Put the lines of the listing below into a numbered list, from its first line through the line containing "step-a: a. On", inclusive, and leave out any blank lines.

* [Stored data]:
******************************

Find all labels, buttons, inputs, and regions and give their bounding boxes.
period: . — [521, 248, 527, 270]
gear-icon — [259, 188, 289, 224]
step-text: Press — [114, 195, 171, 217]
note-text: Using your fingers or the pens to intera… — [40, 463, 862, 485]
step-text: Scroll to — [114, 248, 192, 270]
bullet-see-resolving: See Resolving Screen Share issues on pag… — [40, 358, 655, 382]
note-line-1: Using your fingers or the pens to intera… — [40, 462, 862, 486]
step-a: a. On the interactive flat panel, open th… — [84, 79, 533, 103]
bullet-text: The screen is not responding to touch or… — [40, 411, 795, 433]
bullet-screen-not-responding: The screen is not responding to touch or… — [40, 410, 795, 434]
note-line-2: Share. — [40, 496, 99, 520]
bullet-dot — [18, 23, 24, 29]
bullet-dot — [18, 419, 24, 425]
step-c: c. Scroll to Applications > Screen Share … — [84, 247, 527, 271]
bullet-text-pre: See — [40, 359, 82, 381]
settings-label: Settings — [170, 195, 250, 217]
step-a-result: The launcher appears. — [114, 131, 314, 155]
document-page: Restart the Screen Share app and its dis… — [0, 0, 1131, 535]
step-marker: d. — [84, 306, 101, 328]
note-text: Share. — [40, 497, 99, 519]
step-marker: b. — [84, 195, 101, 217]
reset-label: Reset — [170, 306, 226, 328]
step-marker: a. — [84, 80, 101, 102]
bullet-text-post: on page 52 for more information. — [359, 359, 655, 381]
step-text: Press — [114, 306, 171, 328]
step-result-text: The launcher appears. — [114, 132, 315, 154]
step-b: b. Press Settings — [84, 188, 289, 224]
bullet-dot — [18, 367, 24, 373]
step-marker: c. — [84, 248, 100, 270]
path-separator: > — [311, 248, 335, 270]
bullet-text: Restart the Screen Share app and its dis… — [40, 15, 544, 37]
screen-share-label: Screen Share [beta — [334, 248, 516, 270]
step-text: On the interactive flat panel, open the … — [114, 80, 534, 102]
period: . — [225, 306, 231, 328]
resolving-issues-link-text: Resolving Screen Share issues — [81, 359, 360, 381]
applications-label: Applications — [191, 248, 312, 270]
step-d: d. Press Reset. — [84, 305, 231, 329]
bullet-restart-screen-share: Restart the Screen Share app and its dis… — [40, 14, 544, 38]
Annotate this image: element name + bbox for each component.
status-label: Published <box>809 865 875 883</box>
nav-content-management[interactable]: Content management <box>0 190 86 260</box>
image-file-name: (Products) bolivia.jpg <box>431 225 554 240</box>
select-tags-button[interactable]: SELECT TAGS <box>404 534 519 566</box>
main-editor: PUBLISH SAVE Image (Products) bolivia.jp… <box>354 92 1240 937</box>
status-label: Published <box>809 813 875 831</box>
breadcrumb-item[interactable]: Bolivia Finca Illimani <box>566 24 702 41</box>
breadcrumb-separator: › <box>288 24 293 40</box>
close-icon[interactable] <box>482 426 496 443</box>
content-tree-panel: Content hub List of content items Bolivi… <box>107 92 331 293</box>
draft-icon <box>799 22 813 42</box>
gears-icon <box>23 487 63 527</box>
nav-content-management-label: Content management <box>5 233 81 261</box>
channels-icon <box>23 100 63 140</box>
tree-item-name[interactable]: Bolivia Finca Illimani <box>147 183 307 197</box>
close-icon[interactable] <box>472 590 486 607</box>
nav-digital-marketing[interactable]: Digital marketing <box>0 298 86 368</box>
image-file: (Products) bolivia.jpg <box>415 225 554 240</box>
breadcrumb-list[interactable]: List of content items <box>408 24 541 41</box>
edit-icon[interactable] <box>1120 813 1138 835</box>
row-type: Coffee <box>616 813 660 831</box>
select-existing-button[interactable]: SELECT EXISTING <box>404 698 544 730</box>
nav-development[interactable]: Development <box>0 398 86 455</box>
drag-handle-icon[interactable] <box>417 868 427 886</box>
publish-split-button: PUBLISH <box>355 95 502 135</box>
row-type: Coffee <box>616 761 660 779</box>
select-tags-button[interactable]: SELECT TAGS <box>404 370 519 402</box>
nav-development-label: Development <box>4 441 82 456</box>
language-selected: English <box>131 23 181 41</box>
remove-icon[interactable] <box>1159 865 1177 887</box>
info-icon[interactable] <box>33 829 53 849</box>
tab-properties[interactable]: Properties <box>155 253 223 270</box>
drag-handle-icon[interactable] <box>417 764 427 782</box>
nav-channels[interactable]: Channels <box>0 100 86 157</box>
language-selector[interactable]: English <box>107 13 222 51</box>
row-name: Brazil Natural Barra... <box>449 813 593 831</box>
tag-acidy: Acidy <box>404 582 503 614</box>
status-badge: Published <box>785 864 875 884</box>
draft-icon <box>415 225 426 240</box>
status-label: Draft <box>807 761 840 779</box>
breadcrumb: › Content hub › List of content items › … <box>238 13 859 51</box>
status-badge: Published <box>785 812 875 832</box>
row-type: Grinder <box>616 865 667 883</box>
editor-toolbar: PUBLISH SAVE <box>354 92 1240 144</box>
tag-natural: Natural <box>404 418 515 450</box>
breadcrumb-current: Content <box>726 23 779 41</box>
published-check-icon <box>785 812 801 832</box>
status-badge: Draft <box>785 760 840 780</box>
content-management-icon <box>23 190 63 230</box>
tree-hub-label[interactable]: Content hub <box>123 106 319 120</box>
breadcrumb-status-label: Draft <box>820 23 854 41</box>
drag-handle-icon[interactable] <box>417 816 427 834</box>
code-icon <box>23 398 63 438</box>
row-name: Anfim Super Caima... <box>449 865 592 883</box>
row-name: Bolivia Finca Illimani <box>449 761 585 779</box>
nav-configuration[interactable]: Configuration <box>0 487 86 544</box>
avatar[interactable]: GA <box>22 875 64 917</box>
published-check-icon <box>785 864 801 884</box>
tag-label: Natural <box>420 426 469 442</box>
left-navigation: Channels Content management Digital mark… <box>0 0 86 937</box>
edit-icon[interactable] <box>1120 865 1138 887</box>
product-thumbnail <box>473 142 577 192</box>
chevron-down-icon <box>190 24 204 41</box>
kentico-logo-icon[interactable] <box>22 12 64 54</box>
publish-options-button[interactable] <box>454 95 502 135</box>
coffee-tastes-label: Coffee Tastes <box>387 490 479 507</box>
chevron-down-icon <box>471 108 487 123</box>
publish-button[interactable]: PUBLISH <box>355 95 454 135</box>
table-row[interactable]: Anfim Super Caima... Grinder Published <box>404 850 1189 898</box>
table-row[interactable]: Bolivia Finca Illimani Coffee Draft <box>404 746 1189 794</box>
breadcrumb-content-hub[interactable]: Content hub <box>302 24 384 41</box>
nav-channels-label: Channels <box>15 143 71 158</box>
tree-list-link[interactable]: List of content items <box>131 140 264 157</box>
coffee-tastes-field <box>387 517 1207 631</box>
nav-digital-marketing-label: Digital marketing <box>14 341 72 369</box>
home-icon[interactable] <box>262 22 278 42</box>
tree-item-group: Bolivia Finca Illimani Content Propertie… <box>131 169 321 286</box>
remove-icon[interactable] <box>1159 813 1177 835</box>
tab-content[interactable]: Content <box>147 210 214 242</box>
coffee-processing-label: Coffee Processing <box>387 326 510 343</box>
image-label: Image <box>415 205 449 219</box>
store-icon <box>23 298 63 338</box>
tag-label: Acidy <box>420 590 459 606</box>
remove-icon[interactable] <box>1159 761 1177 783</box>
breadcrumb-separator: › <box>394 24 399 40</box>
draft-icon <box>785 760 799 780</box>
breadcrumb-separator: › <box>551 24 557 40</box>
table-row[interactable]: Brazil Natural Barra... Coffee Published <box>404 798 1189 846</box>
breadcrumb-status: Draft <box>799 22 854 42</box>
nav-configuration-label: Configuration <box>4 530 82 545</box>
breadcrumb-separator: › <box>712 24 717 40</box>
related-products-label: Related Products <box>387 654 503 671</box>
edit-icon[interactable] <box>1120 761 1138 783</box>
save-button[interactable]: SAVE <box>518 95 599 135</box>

******************************

* [Solution]:
1. Find all labels, buttons, inputs, and regions and give their bounding boxes.
2. period: . — [521, 248, 527, 270]
3. gear-icon — [259, 188, 289, 224]
4. step-text: Press — [114, 195, 171, 217]
5. note-text: Using your fingers or the pens to intera… — [40, 463, 862, 485]
6. step-text: Scroll to — [114, 248, 192, 270]
7. bullet-see-resolving: See Resolving Screen Share issues on pag… — [40, 358, 655, 382]
8. note-line-1: Using your fingers or the pens to intera… — [40, 462, 862, 486]
9. step-a: a. On the interactive flat panel, open th… — [84, 79, 533, 103]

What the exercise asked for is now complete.